* DIRECTIVE: Pictures do not belong in your copy. Repeat all the other data exactly.
____ TASK DATA
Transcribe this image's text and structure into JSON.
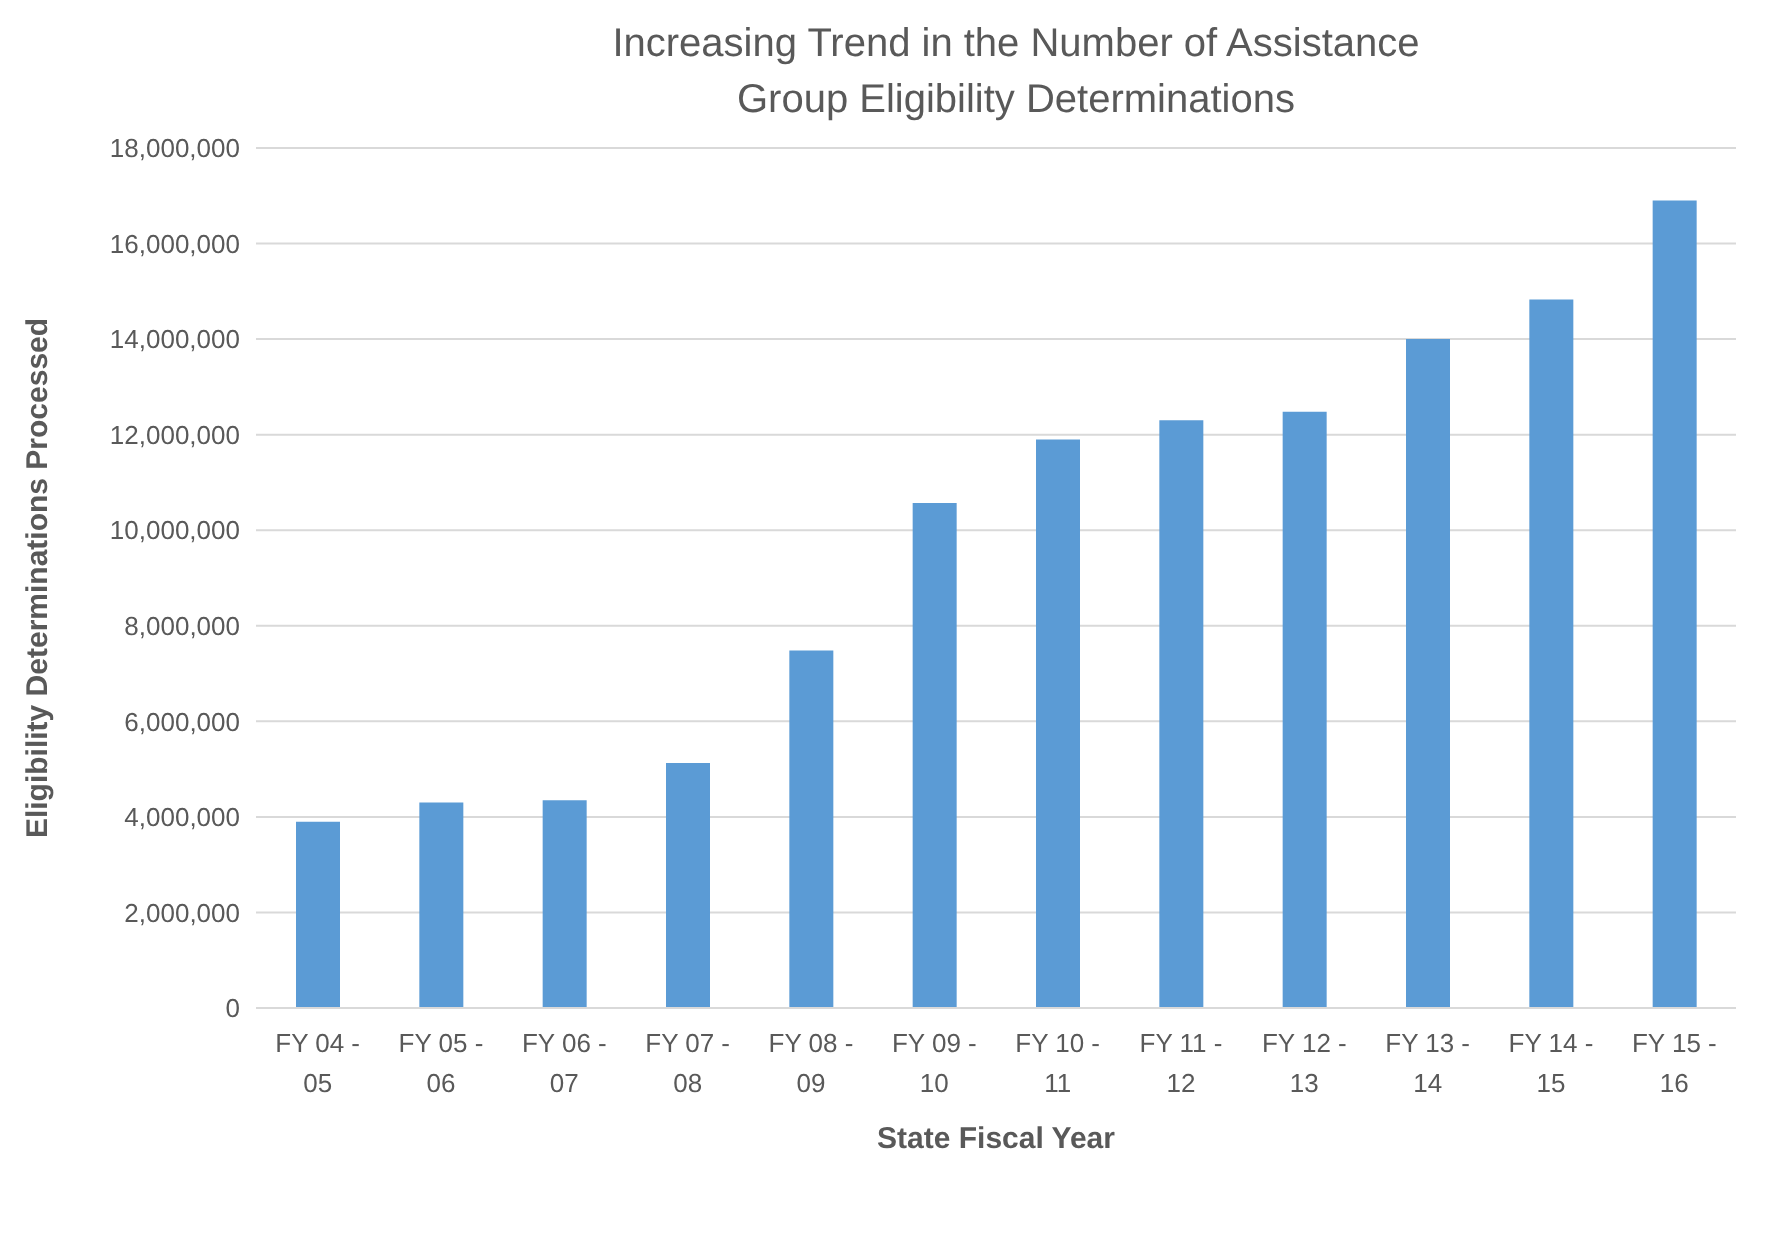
{
  "chart_data": {
    "type": "bar",
    "title": "Increasing Trend in the Number of Assistance Group Eligibility Determinations",
    "xlabel": "State Fiscal Year",
    "ylabel": "Eligibility Determinations Processed",
    "categories": [
      "FY 04 - 05",
      "FY 05 - 06",
      "FY 06 - 07",
      "FY 07 - 08",
      "FY 08 - 09",
      "FY 09 - 10",
      "FY 10 - 11",
      "FY 11 - 12",
      "FY 12 - 13",
      "FY 13 - 14",
      "FY 14 - 15",
      "FY 15 - 16"
    ],
    "values": [
      3900000,
      4300000,
      4350000,
      5130000,
      7480000,
      10570000,
      11900000,
      12300000,
      12480000,
      14000000,
      14830000,
      16900000
    ],
    "color": "#5b9bd5",
    "ylim": [
      0,
      18000000
    ],
    "yticks": [
      0,
      {
        "value": 2000000,
        "label": "2,000,000"
      },
      {
        "value": 4000000,
        "label": "4,000,000"
      },
      {
        "value": 6000000,
        "label": "6,000,000"
      },
      {
        "value": 8000000,
        "label": "8,000,000"
      },
      {
        "value": 10000000,
        "label": "10,000,000"
      },
      {
        "value": 12000000,
        "label": "12,000,000"
      },
      {
        "value": 14000000,
        "label": "14,000,000"
      },
      {
        "value": 16000000,
        "label": "16,000,000"
      },
      {
        "value": 18000000,
        "label": "18,000,000"
      }
    ],
    "grid": "y",
    "legend": false
  }
}
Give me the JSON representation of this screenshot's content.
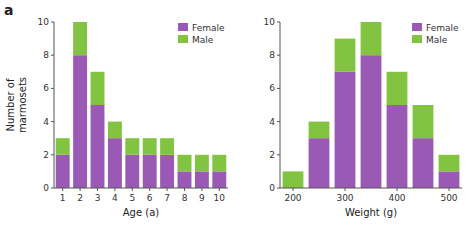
{
  "chart_data": [
    {
      "type": "bar",
      "title": "a",
      "categories": [
        1,
        2,
        3,
        4,
        5,
        6,
        7,
        8,
        9,
        10
      ],
      "series": [
        {
          "name": "Female",
          "color": "#9B59B6",
          "values": [
            2,
            8,
            5,
            3,
            2,
            2,
            2,
            1,
            1,
            1
          ]
        },
        {
          "name": "Male",
          "color": "#82C341",
          "values": [
            1,
            2,
            2,
            1,
            1,
            1,
            1,
            1,
            1,
            1
          ]
        }
      ],
      "stacked": true,
      "xlabel": "Age (a)",
      "ylabel": "Number of\nmarmosets",
      "ylim": [
        0,
        10
      ],
      "yticks": [
        0,
        2,
        4,
        6,
        8,
        10
      ],
      "legend": "upper right"
    },
    {
      "type": "bar",
      "x": [
        200,
        250,
        300,
        350,
        400,
        450,
        500
      ],
      "series": [
        {
          "name": "Female",
          "color": "#9B59B6",
          "values": [
            0,
            3,
            7,
            8,
            5,
            3,
            1
          ]
        },
        {
          "name": "Male",
          "color": "#82C341",
          "values": [
            1,
            1,
            2,
            2,
            2,
            2,
            1
          ]
        }
      ],
      "stacked": true,
      "xlabel": "Weight (g)",
      "xlim": [
        175,
        525
      ],
      "xticks": [
        200,
        300,
        400,
        500
      ],
      "ylim": [
        0,
        10
      ],
      "yticks": [
        0,
        2,
        4,
        6,
        8,
        10
      ],
      "legend": "upper right"
    }
  ]
}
________
* TASK OUTPUT:
Transcribe this image's text and structure into JSON.
{
  "chart_data": {
    "type": "bar",
    "title": "Increasing Trend in the Number of Assistance Group Eligibility Determinations",
    "xlabel": "State Fiscal Year",
    "ylabel": "Eligibility Determinations Processed",
    "categories": [
      "FY 04 - 05",
      "FY 05 - 06",
      "FY 06 - 07",
      "FY 07 - 08",
      "FY 08 - 09",
      "FY 09 - 10",
      "FY 10 - 11",
      "FY 11 - 12",
      "FY 12 - 13",
      "FY 13 - 14",
      "FY 14 - 15",
      "FY 15 - 16"
    ],
    "values": [
      3900000,
      4300000,
      4350000,
      5130000,
      7480000,
      10570000,
      11900000,
      12300000,
      12480000,
      14000000,
      14830000,
      16900000
    ],
    "color": "#5b9bd5",
    "ylim": [
      0,
      18000000
    ],
    "yticks": [
      0,
      {
        "value": 2000000,
        "label": "2,000,000"
      },
      {
        "value": 4000000,
        "label": "4,000,000"
      },
      {
        "value": 6000000,
        "label": "6,000,000"
      },
      {
        "value": 8000000,
        "label": "8,000,000"
      },
      {
        "value": 10000000,
        "label": "10,000,000"
      },
      {
        "value": 12000000,
        "label": "12,000,000"
      },
      {
        "value": 14000000,
        "label": "14,000,000"
      },
      {
        "value": 16000000,
        "label": "16,000,000"
      },
      {
        "value": 18000000,
        "label": "18,000,000"
      }
    ],
    "grid": "y",
    "legend": false
  }
}
Give me the JSON representation of this screenshot's content.
{
  "chart_data": [
    {
      "type": "bar",
      "title": "a",
      "categories": [
        1,
        2,
        3,
        4,
        5,
        6,
        7,
        8,
        9,
        10
      ],
      "series": [
        {
          "name": "Female",
          "color": "#9B59B6",
          "values": [
            2,
            8,
            5,
            3,
            2,
            2,
            2,
            1,
            1,
            1
          ]
        },
        {
          "name": "Male",
          "color": "#82C341",
          "values": [
            1,
            2,
            2,
            1,
            1,
            1,
            1,
            1,
            1,
            1
          ]
        }
      ],
      "stacked": true,
      "xlabel": "Age (a)",
      "ylabel": "Number of\nmarmosets",
      "ylim": [
        0,
        10
      ],
      "yticks": [
        0,
        2,
        4,
        6,
        8,
        10
      ],
      "legend": "upper right"
    },
    {
      "type": "bar",
      "x": [
        200,
        250,
        300,
        350,
        400,
        450,
        500
      ],
      "series": [
        {
          "name": "Female",
          "color": "#9B59B6",
          "values": [
            0,
            3,
            7,
            8,
            5,
            3,
            1
          ]
        },
        {
          "name": "Male",
          "color": "#82C341",
          "values": [
            1,
            1,
            2,
            2,
            2,
            2,
            1
          ]
        }
      ],
      "stacked": true,
      "xlabel": "Weight (g)",
      "xlim": [
        175,
        525
      ],
      "xticks": [
        200,
        300,
        400,
        500
      ],
      "ylim": [
        0,
        10
      ],
      "yticks": [
        0,
        2,
        4,
        6,
        8,
        10
      ],
      "legend": "upper right"
    }
  ]
}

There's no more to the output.